> DIRECTIVE
Count how many lines in the items below contain the string "ticks". Case counts. Reply with the number only.

[Dataset excerpt]
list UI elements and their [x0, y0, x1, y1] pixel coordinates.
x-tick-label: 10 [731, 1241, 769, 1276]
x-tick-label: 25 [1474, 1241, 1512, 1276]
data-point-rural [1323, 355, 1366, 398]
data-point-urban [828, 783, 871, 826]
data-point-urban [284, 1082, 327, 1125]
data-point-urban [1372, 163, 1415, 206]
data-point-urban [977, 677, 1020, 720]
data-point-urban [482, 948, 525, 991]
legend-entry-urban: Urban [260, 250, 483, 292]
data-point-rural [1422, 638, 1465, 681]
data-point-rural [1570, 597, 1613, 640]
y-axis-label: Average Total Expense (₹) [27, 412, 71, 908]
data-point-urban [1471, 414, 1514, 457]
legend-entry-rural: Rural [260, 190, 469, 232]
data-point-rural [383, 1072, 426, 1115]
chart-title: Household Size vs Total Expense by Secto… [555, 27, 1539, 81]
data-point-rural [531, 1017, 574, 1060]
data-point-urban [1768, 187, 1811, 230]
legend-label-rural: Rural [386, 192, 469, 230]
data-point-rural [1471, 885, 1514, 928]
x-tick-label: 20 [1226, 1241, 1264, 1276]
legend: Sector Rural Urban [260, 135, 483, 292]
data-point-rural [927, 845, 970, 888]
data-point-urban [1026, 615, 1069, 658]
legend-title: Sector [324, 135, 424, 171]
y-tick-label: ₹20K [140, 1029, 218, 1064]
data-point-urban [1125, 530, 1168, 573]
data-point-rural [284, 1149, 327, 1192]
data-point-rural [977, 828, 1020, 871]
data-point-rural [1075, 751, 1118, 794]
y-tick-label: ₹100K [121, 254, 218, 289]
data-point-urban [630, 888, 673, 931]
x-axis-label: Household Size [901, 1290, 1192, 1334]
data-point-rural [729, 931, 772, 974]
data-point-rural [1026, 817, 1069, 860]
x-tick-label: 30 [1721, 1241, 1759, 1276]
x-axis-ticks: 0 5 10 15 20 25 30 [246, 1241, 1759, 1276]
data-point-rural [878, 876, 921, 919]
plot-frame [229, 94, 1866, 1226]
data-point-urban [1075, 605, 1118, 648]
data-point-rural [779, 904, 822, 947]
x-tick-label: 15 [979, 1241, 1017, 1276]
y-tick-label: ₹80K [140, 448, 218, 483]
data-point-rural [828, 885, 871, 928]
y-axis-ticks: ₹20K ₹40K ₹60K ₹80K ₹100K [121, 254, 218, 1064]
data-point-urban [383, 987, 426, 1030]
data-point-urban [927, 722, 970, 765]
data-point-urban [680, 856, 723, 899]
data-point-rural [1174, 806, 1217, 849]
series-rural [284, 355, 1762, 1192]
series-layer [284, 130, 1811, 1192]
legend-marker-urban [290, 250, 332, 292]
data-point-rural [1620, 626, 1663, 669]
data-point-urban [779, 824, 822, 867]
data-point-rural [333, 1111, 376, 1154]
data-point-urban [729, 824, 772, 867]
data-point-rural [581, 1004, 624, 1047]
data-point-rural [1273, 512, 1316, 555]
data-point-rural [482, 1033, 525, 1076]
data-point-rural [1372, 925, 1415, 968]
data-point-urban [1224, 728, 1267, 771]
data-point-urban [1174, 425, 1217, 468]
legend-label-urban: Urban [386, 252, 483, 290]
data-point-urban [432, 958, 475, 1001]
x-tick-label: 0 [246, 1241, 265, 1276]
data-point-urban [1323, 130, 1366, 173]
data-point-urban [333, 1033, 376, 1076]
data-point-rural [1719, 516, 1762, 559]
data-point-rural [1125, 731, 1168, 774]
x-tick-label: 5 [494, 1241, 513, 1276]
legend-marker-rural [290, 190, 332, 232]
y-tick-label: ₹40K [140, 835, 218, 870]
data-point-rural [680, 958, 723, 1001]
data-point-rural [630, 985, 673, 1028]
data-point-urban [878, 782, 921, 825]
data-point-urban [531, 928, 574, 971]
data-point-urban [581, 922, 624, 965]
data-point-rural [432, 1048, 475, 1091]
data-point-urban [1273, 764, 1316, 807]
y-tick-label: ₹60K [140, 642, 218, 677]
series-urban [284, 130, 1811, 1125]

> RESPONSE
2